• Written instruction: Find each line with the word "Registry" and copy it.
— begin Recorded information —
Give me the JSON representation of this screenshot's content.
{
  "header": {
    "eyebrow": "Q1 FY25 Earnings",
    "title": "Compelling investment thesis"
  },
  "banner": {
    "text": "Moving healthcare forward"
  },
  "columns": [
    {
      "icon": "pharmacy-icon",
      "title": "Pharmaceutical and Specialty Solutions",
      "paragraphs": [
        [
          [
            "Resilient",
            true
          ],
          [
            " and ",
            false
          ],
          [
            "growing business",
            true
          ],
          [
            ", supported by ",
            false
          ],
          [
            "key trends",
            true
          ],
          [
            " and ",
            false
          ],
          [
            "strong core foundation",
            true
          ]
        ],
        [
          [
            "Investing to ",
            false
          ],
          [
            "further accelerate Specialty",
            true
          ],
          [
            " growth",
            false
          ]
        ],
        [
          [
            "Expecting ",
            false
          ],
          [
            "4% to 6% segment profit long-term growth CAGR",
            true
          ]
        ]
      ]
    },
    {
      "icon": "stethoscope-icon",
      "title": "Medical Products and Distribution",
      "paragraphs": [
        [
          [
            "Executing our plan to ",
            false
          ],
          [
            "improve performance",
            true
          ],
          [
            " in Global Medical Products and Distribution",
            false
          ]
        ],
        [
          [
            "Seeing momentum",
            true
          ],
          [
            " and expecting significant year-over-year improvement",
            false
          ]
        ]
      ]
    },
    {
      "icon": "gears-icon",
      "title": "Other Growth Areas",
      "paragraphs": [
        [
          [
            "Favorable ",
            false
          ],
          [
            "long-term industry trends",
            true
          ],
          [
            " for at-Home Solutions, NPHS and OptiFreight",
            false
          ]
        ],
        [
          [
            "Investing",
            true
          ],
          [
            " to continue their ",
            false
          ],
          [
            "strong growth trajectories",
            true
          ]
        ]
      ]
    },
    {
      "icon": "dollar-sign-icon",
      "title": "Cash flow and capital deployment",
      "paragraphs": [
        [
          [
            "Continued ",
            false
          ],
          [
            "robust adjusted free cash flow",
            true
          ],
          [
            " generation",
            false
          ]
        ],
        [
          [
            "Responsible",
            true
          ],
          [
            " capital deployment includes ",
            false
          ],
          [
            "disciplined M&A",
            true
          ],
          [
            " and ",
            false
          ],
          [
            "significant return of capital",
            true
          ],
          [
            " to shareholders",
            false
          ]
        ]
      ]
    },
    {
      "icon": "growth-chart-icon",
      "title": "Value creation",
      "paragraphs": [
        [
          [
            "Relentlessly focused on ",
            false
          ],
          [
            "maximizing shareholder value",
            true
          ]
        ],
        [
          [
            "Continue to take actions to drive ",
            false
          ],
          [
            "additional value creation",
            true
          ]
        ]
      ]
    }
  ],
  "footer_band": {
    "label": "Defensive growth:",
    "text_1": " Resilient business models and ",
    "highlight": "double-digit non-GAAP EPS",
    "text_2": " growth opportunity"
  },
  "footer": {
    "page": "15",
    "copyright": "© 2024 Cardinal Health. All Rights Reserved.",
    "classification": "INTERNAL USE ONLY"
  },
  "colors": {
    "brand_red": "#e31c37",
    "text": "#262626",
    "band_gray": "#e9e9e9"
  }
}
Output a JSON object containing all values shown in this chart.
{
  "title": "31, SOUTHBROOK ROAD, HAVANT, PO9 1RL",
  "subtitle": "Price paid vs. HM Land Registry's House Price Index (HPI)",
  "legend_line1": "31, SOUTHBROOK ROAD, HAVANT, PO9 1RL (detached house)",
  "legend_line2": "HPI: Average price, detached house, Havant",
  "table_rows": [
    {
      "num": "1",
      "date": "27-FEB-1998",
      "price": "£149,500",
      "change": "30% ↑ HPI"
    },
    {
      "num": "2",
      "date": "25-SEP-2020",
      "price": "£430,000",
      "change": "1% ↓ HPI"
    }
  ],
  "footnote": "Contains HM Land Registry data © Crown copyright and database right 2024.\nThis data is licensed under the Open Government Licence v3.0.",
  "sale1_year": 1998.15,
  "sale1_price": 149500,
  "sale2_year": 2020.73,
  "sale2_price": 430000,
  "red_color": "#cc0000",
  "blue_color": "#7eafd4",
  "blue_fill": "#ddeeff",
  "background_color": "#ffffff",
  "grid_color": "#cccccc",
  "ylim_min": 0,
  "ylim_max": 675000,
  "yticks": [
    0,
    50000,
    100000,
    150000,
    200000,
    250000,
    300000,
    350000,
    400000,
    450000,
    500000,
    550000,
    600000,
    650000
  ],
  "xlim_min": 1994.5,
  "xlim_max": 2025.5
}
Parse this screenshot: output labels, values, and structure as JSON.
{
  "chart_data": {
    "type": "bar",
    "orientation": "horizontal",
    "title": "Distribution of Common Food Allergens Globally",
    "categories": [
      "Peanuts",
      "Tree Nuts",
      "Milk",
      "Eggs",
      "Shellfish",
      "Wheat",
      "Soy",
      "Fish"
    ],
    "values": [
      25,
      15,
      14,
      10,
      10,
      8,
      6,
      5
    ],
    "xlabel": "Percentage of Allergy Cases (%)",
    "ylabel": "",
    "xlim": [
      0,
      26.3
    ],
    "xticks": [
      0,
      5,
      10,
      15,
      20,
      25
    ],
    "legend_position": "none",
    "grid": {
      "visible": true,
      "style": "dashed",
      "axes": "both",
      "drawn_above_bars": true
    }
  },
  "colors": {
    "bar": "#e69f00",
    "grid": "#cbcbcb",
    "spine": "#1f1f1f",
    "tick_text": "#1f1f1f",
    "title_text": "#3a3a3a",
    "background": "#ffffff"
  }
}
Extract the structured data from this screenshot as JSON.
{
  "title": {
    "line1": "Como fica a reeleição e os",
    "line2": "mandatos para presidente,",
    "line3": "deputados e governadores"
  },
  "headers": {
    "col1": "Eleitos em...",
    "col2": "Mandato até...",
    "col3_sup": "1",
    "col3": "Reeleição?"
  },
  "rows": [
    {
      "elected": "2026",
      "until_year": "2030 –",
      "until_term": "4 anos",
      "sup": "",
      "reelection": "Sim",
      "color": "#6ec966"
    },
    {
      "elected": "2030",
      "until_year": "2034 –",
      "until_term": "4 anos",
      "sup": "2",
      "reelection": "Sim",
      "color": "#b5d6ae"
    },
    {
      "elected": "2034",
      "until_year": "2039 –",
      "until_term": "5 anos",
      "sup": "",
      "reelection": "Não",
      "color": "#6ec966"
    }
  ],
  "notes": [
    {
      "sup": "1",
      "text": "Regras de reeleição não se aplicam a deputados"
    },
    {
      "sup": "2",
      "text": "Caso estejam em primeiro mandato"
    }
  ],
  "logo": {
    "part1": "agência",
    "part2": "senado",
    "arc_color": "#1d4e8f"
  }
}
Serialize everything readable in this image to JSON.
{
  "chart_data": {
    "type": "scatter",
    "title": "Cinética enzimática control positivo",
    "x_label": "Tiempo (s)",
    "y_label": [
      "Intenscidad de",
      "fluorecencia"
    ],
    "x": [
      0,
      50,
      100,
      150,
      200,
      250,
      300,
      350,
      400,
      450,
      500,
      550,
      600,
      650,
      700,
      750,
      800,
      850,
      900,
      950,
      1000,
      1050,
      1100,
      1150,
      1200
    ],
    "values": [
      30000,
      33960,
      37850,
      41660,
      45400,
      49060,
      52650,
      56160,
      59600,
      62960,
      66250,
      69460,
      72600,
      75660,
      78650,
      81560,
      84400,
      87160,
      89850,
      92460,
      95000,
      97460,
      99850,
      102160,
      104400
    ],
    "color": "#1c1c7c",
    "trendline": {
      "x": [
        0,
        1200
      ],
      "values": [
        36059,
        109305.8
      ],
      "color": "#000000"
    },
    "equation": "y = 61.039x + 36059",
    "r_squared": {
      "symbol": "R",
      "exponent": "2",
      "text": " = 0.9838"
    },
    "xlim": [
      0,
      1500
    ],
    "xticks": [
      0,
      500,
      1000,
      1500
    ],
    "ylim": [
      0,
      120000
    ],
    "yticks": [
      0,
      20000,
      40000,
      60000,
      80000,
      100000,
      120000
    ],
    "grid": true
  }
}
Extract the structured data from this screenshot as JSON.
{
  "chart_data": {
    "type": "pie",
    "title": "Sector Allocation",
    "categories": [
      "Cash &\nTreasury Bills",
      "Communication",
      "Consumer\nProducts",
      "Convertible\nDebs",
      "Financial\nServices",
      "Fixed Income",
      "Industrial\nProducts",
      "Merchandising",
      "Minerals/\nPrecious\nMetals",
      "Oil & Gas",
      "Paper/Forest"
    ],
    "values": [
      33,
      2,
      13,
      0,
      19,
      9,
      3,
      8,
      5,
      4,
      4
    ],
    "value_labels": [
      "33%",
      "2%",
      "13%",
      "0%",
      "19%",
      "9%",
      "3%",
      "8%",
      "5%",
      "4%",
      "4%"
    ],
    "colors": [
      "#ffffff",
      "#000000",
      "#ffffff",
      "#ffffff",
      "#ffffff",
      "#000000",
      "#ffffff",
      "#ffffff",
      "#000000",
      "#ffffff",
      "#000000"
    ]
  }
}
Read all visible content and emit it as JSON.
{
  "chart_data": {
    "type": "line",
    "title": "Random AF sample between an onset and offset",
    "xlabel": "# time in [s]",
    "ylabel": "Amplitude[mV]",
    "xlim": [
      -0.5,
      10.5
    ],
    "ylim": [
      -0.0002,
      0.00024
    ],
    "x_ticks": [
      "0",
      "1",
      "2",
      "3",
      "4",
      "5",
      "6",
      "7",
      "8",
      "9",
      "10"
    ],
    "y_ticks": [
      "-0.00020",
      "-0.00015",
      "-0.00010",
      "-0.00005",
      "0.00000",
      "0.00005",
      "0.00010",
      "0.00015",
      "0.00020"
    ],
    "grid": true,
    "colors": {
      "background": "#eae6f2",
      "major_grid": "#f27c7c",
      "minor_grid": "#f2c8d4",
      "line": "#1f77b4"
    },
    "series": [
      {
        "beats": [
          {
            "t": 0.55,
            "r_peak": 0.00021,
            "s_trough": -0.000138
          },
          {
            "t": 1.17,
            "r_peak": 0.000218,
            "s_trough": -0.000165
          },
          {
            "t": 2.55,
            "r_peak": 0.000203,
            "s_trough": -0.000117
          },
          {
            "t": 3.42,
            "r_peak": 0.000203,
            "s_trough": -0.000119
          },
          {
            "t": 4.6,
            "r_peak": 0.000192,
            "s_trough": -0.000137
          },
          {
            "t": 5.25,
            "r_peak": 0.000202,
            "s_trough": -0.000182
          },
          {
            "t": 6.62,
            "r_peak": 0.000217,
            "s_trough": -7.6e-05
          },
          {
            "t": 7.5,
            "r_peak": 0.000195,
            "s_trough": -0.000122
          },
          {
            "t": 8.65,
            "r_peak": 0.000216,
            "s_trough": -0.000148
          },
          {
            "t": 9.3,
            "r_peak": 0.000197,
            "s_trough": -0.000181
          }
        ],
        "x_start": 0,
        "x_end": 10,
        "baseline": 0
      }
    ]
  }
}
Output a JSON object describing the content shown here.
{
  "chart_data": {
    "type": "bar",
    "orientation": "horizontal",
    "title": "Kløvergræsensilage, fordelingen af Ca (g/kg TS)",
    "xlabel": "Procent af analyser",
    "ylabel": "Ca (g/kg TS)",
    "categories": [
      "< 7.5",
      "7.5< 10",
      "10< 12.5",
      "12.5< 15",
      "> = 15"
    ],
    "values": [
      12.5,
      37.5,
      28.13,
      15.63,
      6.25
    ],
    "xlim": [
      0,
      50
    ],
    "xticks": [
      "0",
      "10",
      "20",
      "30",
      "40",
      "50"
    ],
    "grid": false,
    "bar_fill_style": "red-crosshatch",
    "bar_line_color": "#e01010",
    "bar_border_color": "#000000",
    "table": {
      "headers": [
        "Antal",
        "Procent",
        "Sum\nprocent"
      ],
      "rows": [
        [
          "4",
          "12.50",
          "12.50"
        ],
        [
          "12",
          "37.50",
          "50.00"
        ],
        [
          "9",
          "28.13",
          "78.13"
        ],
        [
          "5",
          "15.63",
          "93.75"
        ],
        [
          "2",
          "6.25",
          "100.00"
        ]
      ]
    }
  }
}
— end Recorded information —
• Answer for this exercise:
  "subtitle": "Price paid vs. HM Land Registry's House Price Index (HPI)",
  "footnote": "Contains HM Land Registry data © Crown copyright and database right 2024.\nThis data is licensed under the Open Government Licence v3.0.",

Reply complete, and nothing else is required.